- Request -
Filter these entries so that only lines with the word "keypads" remain.
======
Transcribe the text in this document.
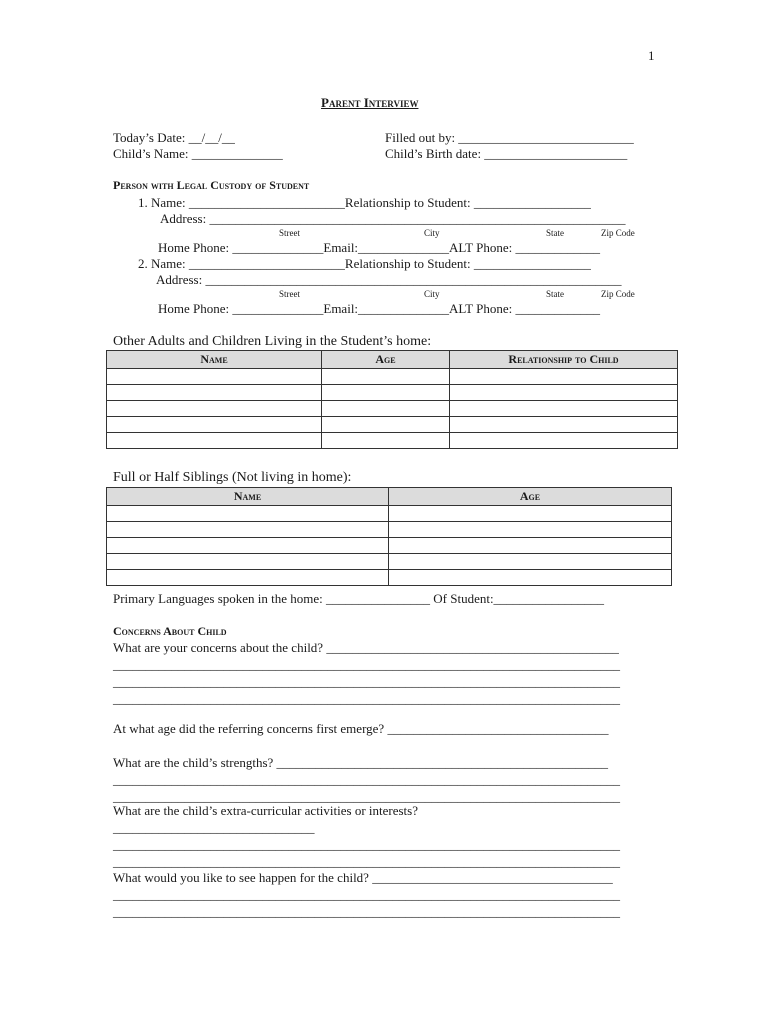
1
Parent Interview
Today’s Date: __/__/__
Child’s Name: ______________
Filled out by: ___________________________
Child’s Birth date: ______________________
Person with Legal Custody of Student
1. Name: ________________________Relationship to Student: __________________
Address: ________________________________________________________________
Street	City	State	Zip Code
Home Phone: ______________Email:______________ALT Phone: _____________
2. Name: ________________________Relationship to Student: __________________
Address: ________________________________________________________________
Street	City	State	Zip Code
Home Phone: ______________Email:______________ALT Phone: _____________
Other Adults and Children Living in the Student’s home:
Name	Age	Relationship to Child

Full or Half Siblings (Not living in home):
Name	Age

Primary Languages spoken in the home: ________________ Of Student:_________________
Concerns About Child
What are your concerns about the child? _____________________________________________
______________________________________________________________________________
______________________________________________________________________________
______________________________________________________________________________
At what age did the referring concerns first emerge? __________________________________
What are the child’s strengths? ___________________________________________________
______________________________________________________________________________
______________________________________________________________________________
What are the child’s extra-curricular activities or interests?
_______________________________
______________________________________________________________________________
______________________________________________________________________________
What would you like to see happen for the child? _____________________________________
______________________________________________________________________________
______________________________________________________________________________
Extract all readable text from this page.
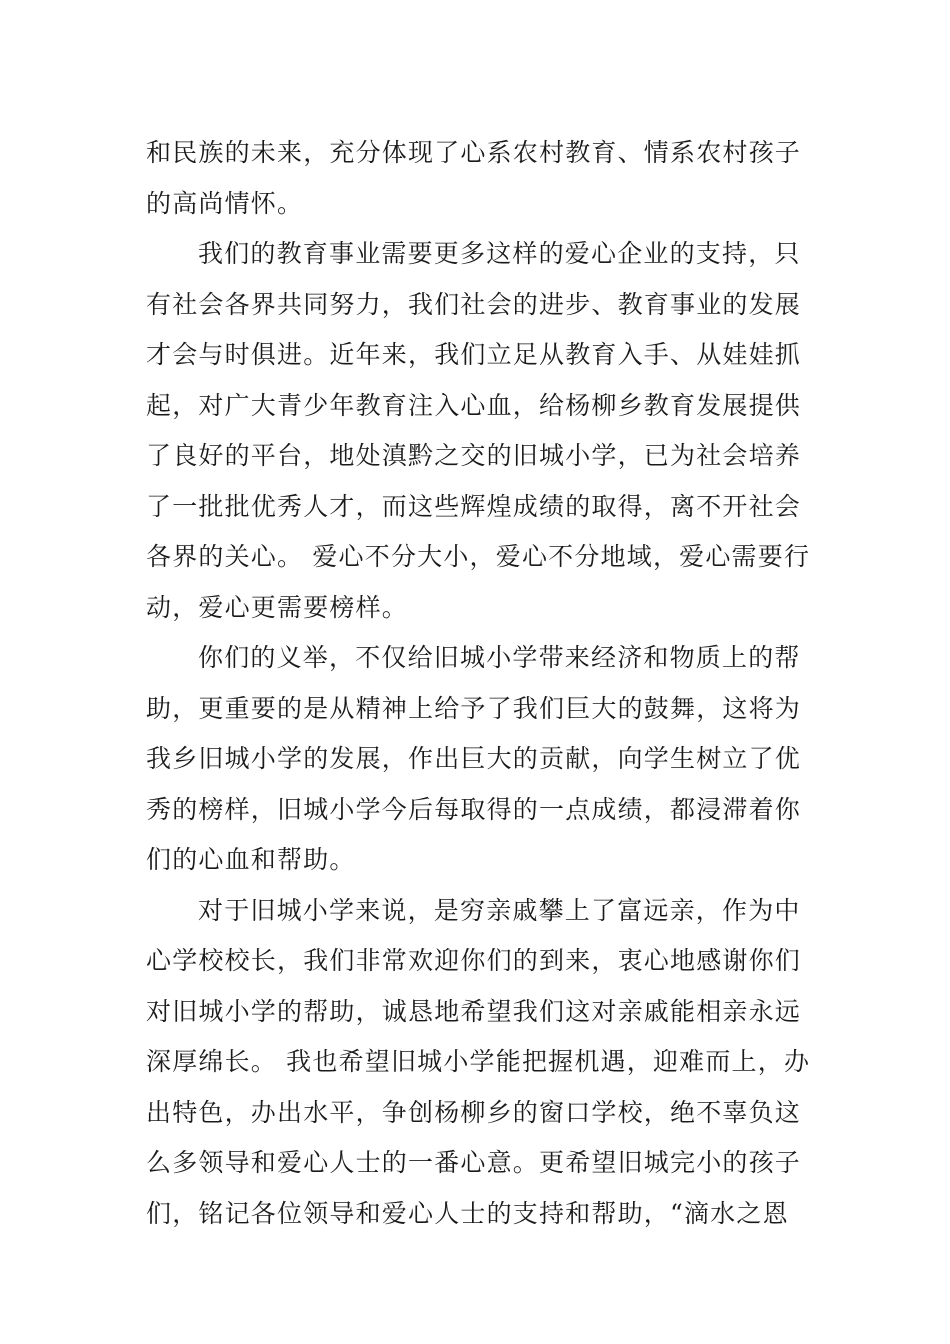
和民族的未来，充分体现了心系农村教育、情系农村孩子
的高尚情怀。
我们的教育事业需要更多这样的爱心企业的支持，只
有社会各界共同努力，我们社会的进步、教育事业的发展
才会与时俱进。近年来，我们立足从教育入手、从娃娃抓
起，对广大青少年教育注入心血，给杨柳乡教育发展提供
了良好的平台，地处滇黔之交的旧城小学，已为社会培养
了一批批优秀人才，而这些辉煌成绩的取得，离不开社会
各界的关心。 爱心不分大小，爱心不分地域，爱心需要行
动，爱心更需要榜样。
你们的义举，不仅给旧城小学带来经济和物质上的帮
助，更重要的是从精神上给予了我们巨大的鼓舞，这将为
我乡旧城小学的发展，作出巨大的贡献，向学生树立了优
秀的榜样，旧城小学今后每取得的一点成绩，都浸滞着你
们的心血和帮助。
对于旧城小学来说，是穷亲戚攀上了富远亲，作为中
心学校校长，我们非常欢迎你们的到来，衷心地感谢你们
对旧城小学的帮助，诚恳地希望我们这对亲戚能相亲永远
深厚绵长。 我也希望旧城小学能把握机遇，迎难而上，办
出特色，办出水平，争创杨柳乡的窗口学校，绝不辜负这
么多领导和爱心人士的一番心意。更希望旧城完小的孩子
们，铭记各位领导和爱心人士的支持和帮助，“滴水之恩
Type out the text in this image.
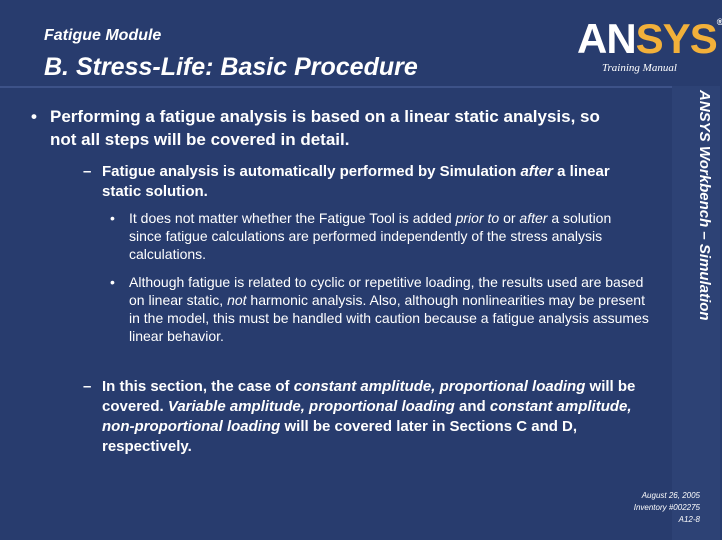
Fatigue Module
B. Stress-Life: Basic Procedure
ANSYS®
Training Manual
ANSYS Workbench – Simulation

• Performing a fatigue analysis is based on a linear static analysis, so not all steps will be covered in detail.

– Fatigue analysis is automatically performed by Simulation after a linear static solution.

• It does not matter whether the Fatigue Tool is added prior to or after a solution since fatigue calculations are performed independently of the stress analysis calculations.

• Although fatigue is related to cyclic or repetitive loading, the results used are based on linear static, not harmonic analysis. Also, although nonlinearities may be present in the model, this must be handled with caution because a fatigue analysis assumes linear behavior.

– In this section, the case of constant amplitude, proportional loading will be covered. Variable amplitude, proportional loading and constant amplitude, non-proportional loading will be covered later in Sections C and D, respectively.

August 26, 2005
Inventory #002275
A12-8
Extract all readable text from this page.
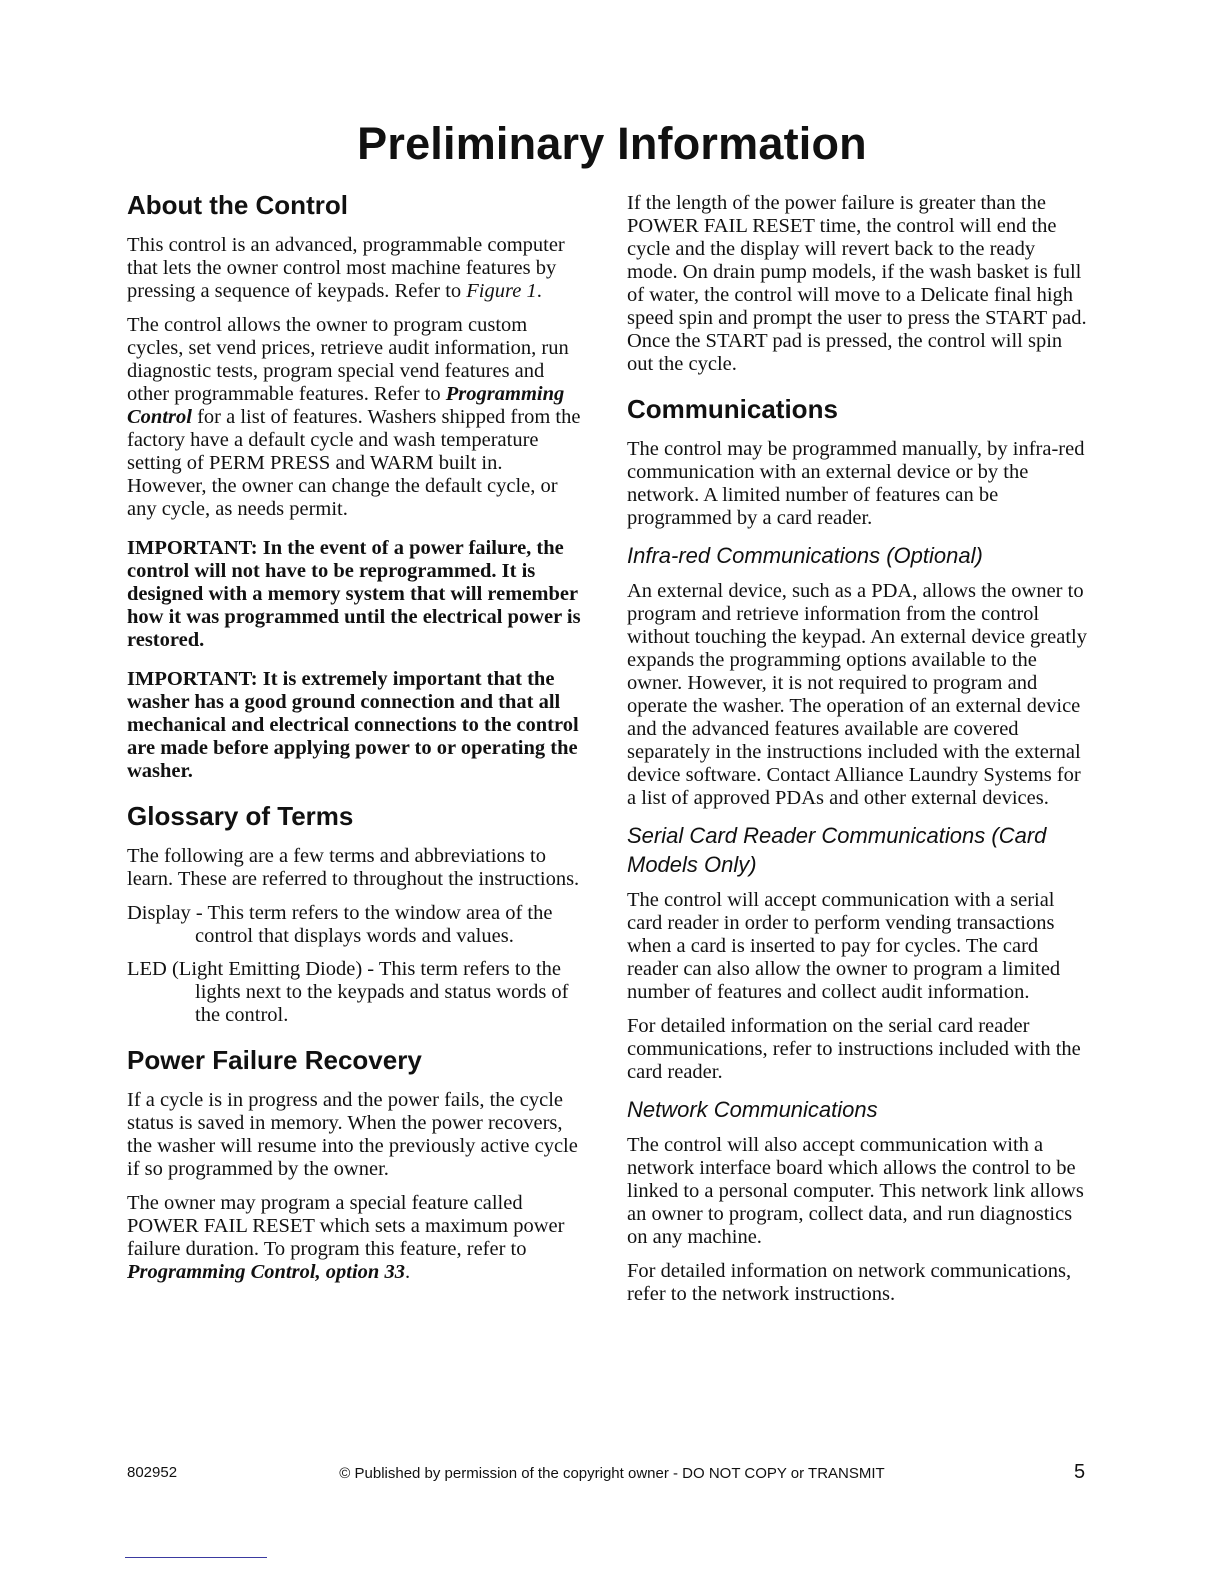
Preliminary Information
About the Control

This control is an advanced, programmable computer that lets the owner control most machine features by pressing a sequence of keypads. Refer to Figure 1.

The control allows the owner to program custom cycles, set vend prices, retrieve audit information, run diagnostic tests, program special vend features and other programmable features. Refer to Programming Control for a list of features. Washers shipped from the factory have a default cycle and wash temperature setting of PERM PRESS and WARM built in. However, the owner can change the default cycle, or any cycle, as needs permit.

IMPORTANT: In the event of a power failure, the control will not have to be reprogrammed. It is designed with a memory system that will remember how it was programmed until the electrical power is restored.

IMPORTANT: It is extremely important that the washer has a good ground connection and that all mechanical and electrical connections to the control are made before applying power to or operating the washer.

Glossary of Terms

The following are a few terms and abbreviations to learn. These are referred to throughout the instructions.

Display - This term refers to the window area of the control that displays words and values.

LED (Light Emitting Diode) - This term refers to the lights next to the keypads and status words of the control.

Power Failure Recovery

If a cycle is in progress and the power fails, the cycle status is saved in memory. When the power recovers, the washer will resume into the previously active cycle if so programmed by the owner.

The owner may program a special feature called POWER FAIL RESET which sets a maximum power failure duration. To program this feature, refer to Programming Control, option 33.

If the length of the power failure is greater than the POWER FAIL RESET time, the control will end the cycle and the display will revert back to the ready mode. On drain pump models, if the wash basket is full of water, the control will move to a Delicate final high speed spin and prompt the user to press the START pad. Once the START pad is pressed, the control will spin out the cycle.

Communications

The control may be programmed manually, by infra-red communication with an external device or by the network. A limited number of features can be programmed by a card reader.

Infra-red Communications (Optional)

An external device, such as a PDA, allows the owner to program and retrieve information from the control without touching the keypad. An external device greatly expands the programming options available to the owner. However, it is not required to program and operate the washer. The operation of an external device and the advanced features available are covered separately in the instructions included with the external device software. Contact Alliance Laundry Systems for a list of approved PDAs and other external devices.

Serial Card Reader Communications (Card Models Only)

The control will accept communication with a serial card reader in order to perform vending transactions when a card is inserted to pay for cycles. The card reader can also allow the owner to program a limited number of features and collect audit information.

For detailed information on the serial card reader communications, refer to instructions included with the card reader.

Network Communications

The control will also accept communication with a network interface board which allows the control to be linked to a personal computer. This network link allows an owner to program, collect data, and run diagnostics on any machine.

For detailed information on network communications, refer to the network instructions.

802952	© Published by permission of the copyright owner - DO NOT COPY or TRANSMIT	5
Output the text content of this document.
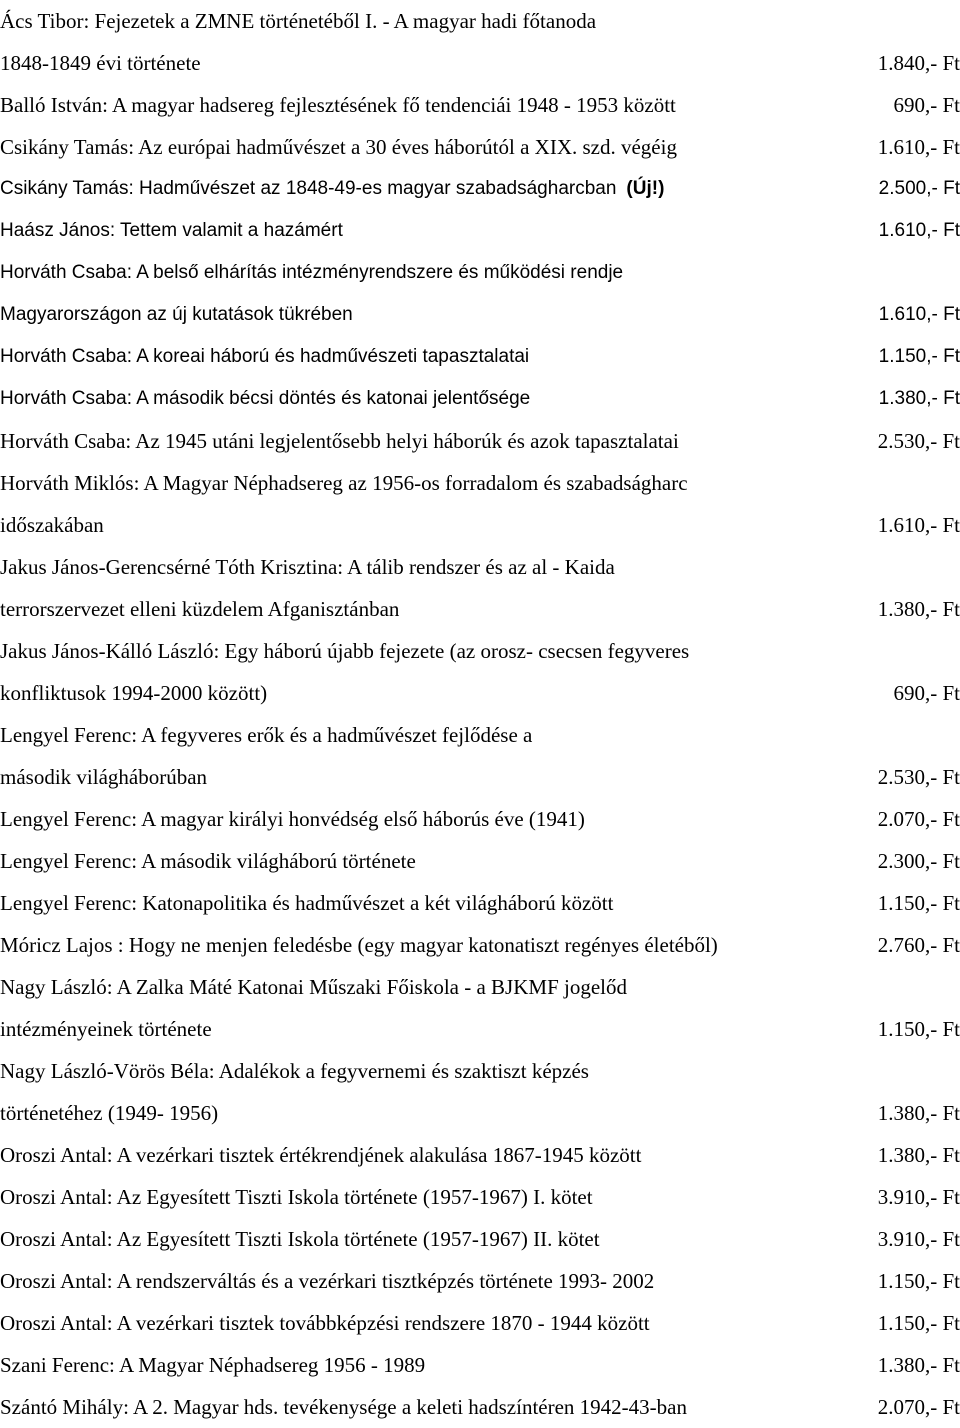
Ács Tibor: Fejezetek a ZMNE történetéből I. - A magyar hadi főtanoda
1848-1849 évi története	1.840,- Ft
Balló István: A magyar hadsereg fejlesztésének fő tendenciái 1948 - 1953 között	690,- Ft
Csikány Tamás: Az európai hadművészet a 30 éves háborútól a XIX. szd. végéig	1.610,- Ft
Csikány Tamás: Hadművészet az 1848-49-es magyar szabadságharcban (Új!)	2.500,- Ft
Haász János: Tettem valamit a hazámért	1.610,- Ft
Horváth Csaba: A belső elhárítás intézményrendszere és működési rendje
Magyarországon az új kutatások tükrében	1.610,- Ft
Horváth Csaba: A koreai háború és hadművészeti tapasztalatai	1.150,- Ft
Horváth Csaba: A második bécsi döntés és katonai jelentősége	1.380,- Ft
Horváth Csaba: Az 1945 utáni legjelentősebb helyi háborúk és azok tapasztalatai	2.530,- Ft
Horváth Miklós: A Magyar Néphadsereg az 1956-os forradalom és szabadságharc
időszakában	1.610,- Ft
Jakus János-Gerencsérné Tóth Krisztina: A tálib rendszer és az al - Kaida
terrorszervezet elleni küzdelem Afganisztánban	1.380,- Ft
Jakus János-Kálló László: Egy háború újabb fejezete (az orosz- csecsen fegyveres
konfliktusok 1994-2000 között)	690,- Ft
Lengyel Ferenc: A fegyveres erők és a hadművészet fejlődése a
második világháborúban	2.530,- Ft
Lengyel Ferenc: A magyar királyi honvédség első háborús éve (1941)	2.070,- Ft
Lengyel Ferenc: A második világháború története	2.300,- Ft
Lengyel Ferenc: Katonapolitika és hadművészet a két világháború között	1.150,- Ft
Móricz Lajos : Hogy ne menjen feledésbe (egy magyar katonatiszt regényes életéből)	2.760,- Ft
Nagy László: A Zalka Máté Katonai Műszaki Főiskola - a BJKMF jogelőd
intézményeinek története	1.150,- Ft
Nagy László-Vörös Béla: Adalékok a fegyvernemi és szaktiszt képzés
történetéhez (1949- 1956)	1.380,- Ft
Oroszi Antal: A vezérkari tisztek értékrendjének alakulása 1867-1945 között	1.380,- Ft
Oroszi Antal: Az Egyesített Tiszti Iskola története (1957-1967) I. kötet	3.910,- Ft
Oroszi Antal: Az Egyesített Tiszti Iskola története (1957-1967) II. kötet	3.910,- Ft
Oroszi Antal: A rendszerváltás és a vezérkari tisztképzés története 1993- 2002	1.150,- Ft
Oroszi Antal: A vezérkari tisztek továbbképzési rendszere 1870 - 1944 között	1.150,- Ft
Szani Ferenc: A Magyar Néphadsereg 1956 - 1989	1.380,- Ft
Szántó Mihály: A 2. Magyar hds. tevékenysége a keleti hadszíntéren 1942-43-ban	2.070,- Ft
======
- Result for this exercise -
This control is an advanced, programmable computer that lets the owner control most machine features by pressing a sequence of keypads. Refer to Figure 1.
LED (Light Emitting Diode) - This term refers to the lights next to the keypads and status words of the control.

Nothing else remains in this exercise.